Search the records that follow and extract every line containing the string "execution".

── DATASET CONTENT ──

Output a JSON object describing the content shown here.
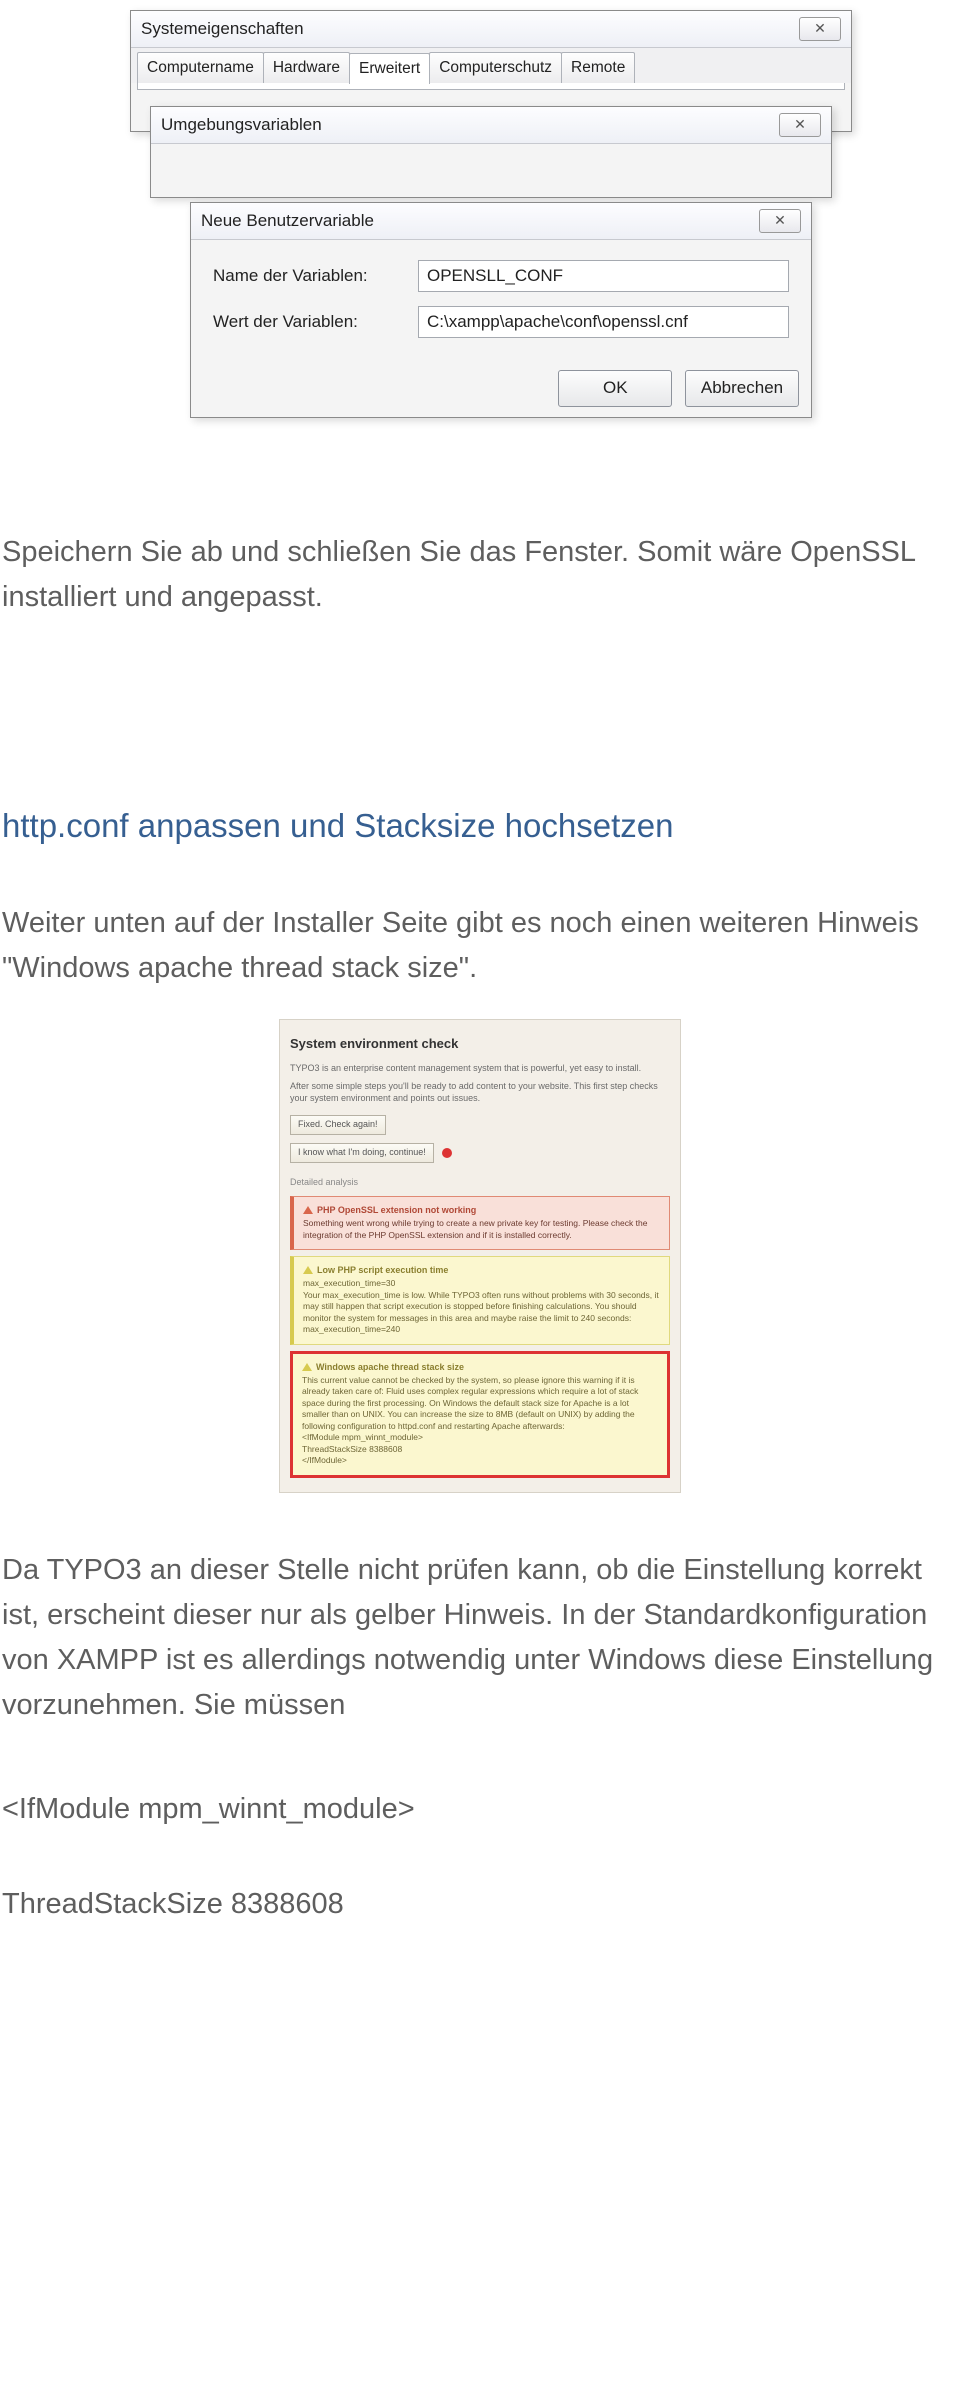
{
  "shot1": {
    "sys": {
      "title": "Systemeigenschaften",
      "tabs": [
        "Computername",
        "Hardware",
        "Erweitert",
        "Computerschutz",
        "Remote"
      ],
      "activeTab": 2
    },
    "env": {
      "title": "Umgebungsvariablen"
    },
    "newvar": {
      "title": "Neue Benutzervariable",
      "nameLabel": "Name der Variablen:",
      "nameVal": "OPENSLL_CONF",
      "valueLabel": "Wert der Variablen:",
      "valueVal": "C:\\xampp\\apache\\conf\\openssl.cnf",
      "ok": "OK",
      "cancel": "Abbrechen"
    }
  },
  "para1": "Speichern Sie ab und schließen Sie das Fenster. Somit wäre OpenSSL installiert und angepasst.",
  "h2": "http.conf anpassen und Stacksize  hochsetzen",
  "para2": "Weiter unten auf der Installer Seite gibt es noch einen weiteren Hinweis \"Windows apache thread stack size\".",
  "shot2": {
    "heading": "System environment check",
    "intro1": "TYPO3 is an enterprise content management system that is powerful, yet easy to install.",
    "intro2": "After some simple steps you'll be ready to add content to your website. This first step checks your system environment and points out issues.",
    "btnCheck": "Fixed. Check again!",
    "btnContinue": "I know what I'm doing, continue!",
    "detailed": "Detailed analysis",
    "alertRed": {
      "title": "PHP OpenSSL extension not working",
      "body": "Something went wrong while trying to create a new private key for testing. Please check the integration of the PHP OpenSSL extension and if it is installed correctly."
    },
    "alertYellow": {
      "title": "Low PHP script execution time",
      "body": "max_execution_time=30\nYour max_execution_time is low. While TYPO3 often runs without problems with 30 seconds, it may still happen that script execution is stopped before finishing calculations. You should monitor the system for messages in this area and maybe raise the limit to 240 seconds:\nmax_execution_time=240"
    },
    "alertBoxed": {
      "title": "Windows apache thread stack size",
      "body": "This current value cannot be checked by the system, so please ignore this warning if it is already taken care of: Fluid uses complex regular expressions which require a lot of stack space during the first processing. On Windows the default stack size for Apache is a lot smaller than on UNIX. You can increase the size to 8MB (default on UNIX) by adding the following configuration to httpd.conf and restarting Apache afterwards:\n<IfModule mpm_winnt_module>\nThreadStackSize 8388608\n</IfModule>"
    }
  },
  "para3": "Da TYPO3 an dieser Stelle nicht prüfen kann, ob die Einstellung korrekt ist, erscheint dieser nur als gelber Hinweis. In der Standardkonfiguration von XAMPP ist es allerdings notwendig unter Windows diese Einstellung vorzunehmen. Sie müssen",
  "codeLine1": "<IfModule mpm_winnt_module>",
  "codeLine2": "ThreadStackSize 8388608"
}
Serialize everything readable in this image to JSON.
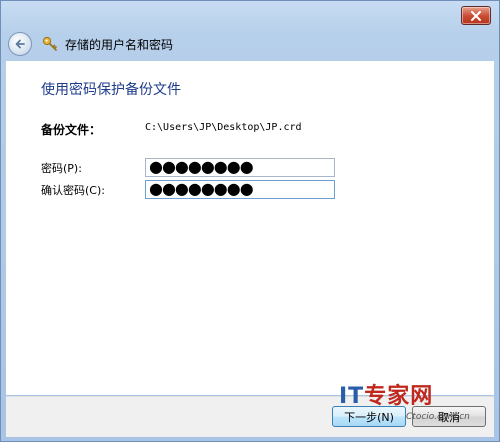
{
  "window": {
    "title": "存储的用户名和密码"
  },
  "page": {
    "heading": "使用密码保护备份文件",
    "backup_file_label": "备份文件：",
    "backup_file_path": "C:\\Users\\JP\\Desktop\\JP.crd",
    "password_label": "密码(P):",
    "password_value": "●●●●●●●●",
    "confirm_label": "确认密码(C):",
    "confirm_value": "●●●●●●●●"
  },
  "footer": {
    "next_button": "下一步(N)",
    "cancel_button": "取消"
  },
  "watermark": {
    "brand_it": "IT",
    "brand_rest": "专家网",
    "site": "Ctocio.com.cn"
  },
  "icons": {
    "close": "close-icon",
    "back": "back-arrow-icon",
    "title": "key-icon"
  },
  "colors": {
    "heading": "#1e3c8c",
    "close_button": "#c84a32",
    "watermark_blue": "#2a5caa",
    "watermark_red": "#c0281e"
  }
}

───

__OUTPUT BELOW__:
      "title": "Low PHP script execution time",
      "body": "max_execution_time=30\nYour max_execution_time is low. While TYPO3 often runs without problems with 30 seconds, it may still happen that script execution is stopped before finishing calculations. You should monitor the system for messages in this area and maybe raise the limit to 240 seconds:\nmax_execution_time=240"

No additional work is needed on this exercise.